◆ **ENTRIES PROVIDED**
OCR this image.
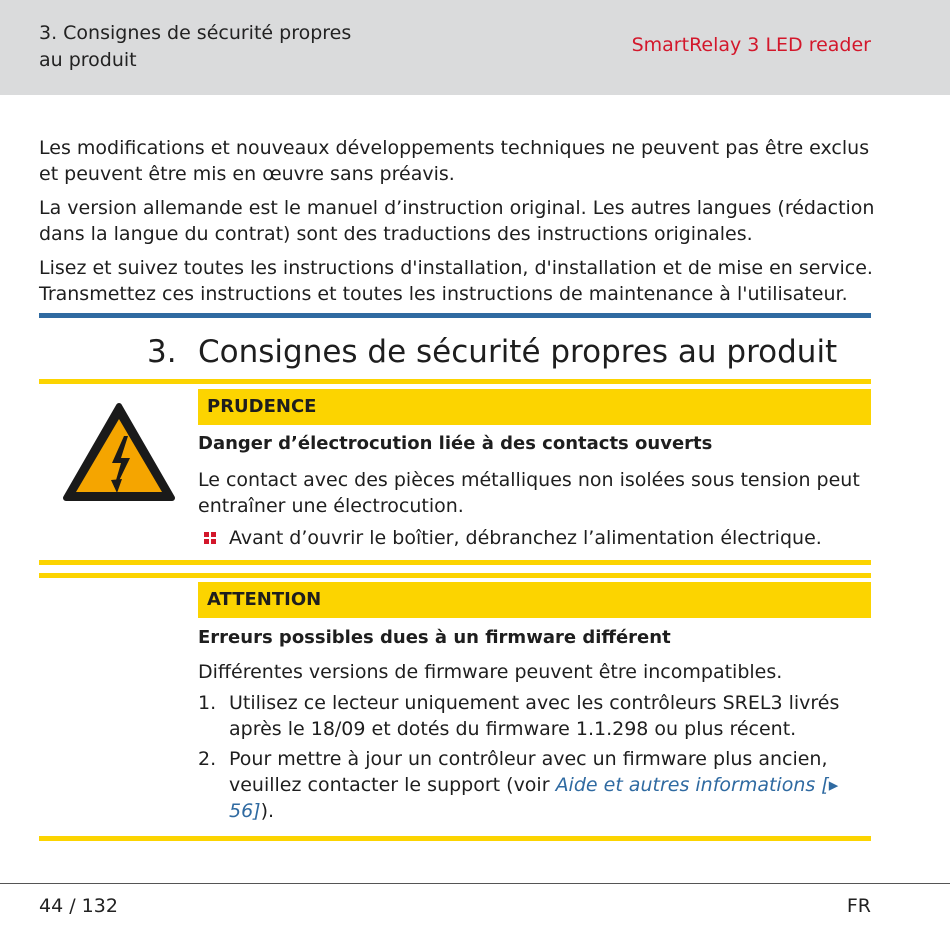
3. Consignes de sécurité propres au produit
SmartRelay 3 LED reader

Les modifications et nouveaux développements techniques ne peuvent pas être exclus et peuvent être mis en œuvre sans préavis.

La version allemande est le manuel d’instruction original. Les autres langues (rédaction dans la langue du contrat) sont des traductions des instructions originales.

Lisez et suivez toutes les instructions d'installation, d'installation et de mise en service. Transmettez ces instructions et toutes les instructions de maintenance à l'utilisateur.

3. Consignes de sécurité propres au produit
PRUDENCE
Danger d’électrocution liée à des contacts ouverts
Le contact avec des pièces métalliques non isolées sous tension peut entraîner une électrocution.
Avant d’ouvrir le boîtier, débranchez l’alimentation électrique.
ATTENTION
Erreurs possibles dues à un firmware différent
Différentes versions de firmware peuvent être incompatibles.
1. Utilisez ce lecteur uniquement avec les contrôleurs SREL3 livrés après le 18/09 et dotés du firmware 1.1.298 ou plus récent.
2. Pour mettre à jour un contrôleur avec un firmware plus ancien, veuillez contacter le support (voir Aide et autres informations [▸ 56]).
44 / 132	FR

---

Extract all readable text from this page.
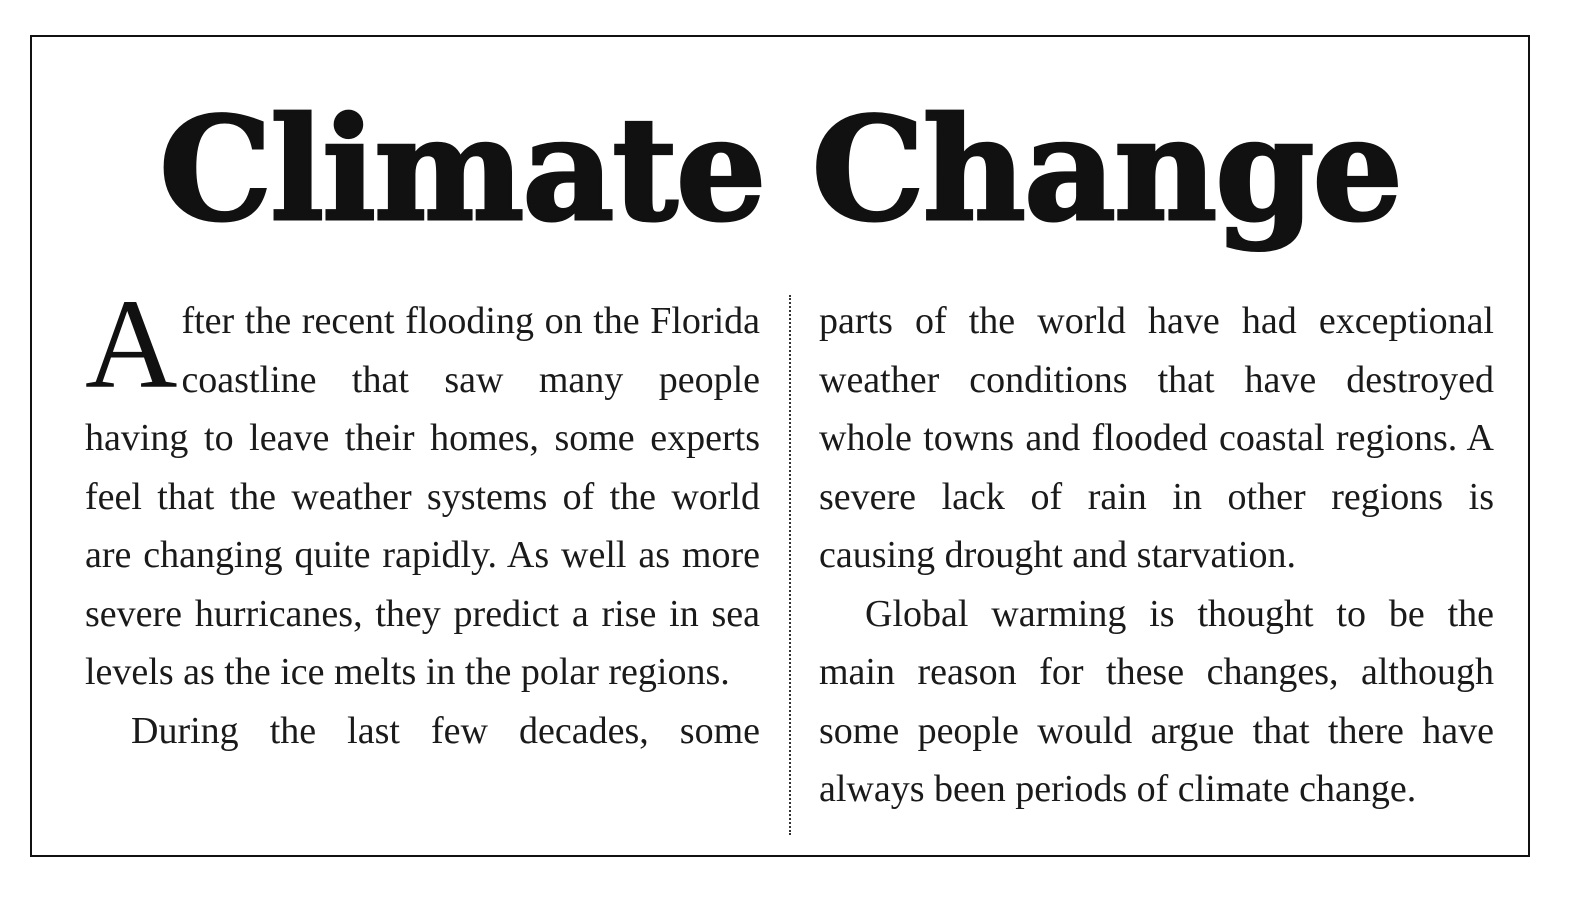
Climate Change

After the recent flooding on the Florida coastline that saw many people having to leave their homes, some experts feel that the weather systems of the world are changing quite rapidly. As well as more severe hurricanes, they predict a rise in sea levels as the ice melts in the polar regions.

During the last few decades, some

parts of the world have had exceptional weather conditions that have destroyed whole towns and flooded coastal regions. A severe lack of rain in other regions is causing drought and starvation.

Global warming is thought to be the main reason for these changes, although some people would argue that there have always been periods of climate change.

--

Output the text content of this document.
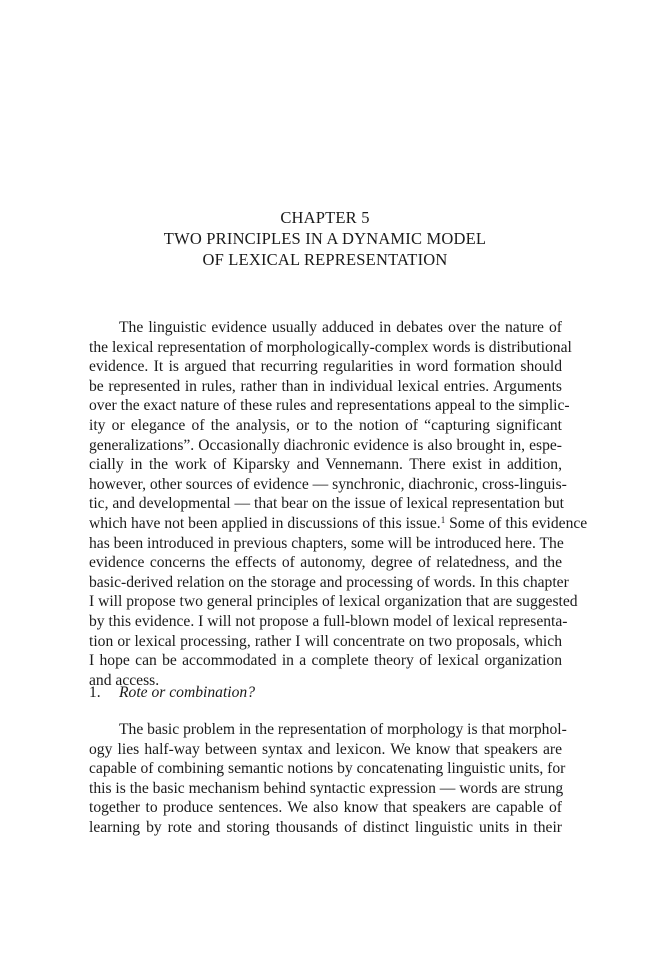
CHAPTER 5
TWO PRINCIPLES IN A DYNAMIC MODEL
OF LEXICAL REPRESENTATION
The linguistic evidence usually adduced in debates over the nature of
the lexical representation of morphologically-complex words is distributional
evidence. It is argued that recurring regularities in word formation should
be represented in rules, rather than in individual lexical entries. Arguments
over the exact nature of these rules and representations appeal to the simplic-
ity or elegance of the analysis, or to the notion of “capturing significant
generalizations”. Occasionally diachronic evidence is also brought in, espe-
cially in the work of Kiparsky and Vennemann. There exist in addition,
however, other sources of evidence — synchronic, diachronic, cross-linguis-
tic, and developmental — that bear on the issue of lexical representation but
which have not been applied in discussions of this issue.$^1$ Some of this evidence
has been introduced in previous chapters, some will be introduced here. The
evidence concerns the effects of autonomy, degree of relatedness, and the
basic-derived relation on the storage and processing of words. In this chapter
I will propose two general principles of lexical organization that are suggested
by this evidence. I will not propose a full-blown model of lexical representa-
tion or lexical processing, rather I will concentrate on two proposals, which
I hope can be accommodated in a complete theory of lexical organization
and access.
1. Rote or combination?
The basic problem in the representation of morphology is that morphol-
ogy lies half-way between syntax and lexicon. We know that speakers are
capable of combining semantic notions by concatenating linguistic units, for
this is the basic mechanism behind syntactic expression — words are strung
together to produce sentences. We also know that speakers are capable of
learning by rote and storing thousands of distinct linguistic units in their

◆ **YOUR INSTRUCTIONS**
Identify and copy lines that hold the string "être".

◆ **EXPECTED ANSWER**
Les modifications et nouveaux développements techniques ne peuvent pas être exclus et peuvent être mis en œuvre sans préavis.
Différentes versions de firmware peuvent être incompatibles.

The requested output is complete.